**CHALLENGE**
Transcribe every entry word for word, leaving out all images.

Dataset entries
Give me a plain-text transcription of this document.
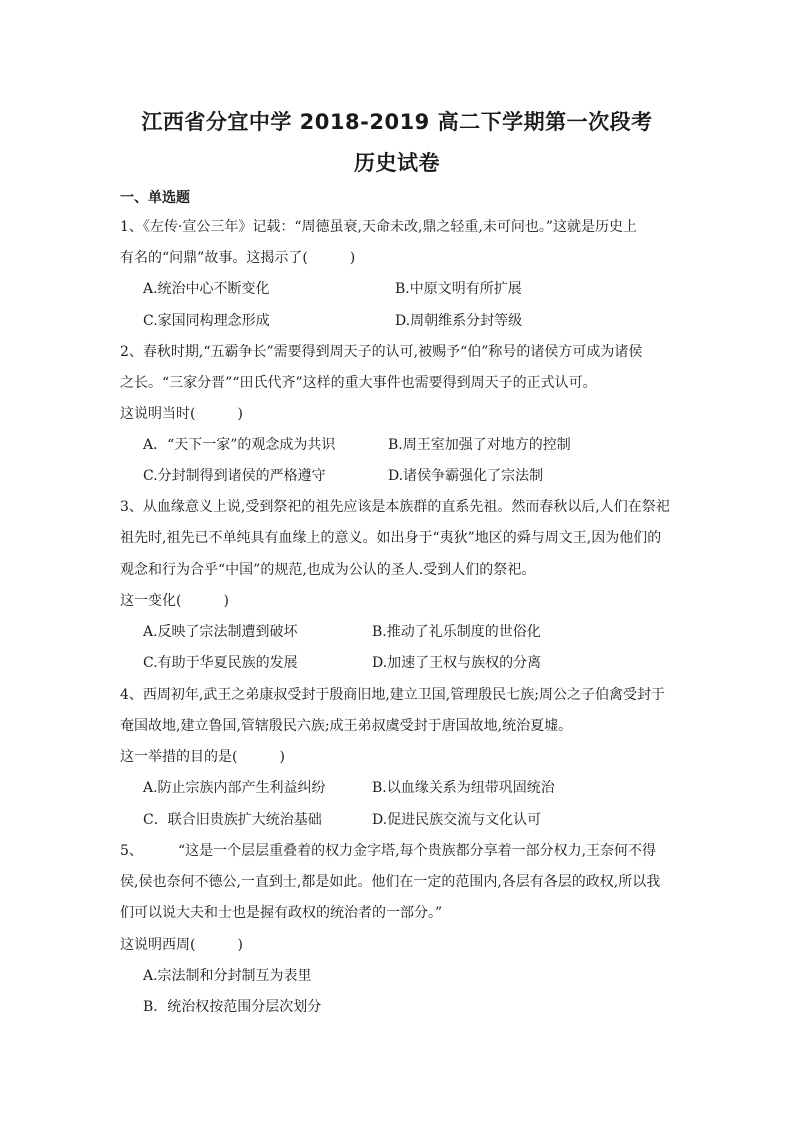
江西省分宜中学 2018-2019 高二下学期第一次段考
历史试卷
一、单选题
1、《左传·宣公三年》记载：“周德虽衰,天命未改,鼎之轻重,未可问也。”这就是历史上
有名的“问鼎”故事。这揭示了(　　　)
A.统治中心不断变化	B.中原文明有所扩展
C.家国同构理念形成	D.周朝维系分封等级
2、春秋时期,“五霸争长”需要得到周天子的认可,被赐予“伯”称号的诸侯方可成为诸侯
之长。“三家分晋”“田氏代齐”这样的重大事件也需要得到周天子的正式认可。
这说明当时(　　　)
A．“天下一家”的观念成为共识	B.周王室加强了对地方的控制
C.分封制得到诸侯的严格遵守	D.诸侯争霸强化了宗法制
3、从血缘意义上说,受到祭祀的祖先应该是本族群的直系先祖。然而春秋以后,人们在祭祀
祖先时,祖先已不单纯具有血缘上的意义。如出身于“夷狄”地区的舜与周文王,因为他们的
观念和行为合乎“中国”的规范,也成为公认的圣人.受到人们的祭祀。
这一变化(　　　)
A.反映了宗法制遭到破坏	B.推动了礼乐制度的世俗化
C.有助于华夏民族的发展	D.加速了王权与族权的分离
4、西周初年,武王之弟康叔受封于殷商旧地,建立卫国,管理殷民七族;周公之子伯禽受封于
奄国故地,建立鲁国,管辖殷民六族;成王弟叔虞受封于唐国故地,统治夏墟。
这一举措的目的是(　　　)
A.防止宗族内部产生利益纠纷	B.以血缘关系为纽带巩固统治
C．联合旧贵族扩大统治基础	D.促进民族交流与文化认可
5、	“这是一个层层重叠着的权力金字塔,每个贵族都分享着一部分权力,王奈何不得
侯,侯也奈何不德公,一直到士,都是如此。他们在一定的范围内,各层有各层的政权,所以我
们可以说大夫和士也是握有政权的统治者的一部分。”
这说明西周(　　　)
A.宗法制和分封制互为表里
B．统治权按范围分层次划分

**RESPONSE TO THIS EXERCISE**
Give me a plain-text transcription of this document.
江西省分宜中学 2018-2019 高二下学期第一次段考
历史试卷
一、单选题
1、《左传·宣公三年》记载：“周德虽衰,天命未改,鼎之轻重,未可问也。”这就是历史上
有名的“问鼎”故事。这揭示了(　　　)
A.统治中心不断变化	B.中原文明有所扩展
C.家国同构理念形成	D.周朝维系分封等级
2、春秋时期,“五霸争长”需要得到周天子的认可,被赐予“伯”称号的诸侯方可成为诸侯
之长。“三家分晋”“田氏代齐”这样的重大事件也需要得到周天子的正式认可。
这说明当时(　　　)
A．“天下一家”的观念成为共识	B.周王室加强了对地方的控制
C.分封制得到诸侯的严格遵守	D.诸侯争霸强化了宗法制
3、从血缘意义上说,受到祭祀的祖先应该是本族群的直系先祖。然而春秋以后,人们在祭祀
祖先时,祖先已不单纯具有血缘上的意义。如出身于“夷狄”地区的舜与周文王,因为他们的
观念和行为合乎“中国”的规范,也成为公认的圣人.受到人们的祭祀。
这一变化(　　　)
A.反映了宗法制遭到破坏	B.推动了礼乐制度的世俗化
C.有助于华夏民族的发展	D.加速了王权与族权的分离
4、西周初年,武王之弟康叔受封于殷商旧地,建立卫国,管理殷民七族;周公之子伯禽受封于
奄国故地,建立鲁国,管辖殷民六族;成王弟叔虞受封于唐国故地,统治夏墟。
这一举措的目的是(　　　)
A.防止宗族内部产生利益纠纷	B.以血缘关系为纽带巩固统治
C．联合旧贵族扩大统治基础	D.促进民族交流与文化认可
5、	“这是一个层层重叠着的权力金字塔,每个贵族都分享着一部分权力,王奈何不得
侯,侯也奈何不德公,一直到士,都是如此。他们在一定的范围内,各层有各层的政权,所以我
们可以说大夫和士也是握有政权的统治者的一部分。”
这说明西周(　　　)
A.宗法制和分封制互为表里
B．统治权按范围分层次划分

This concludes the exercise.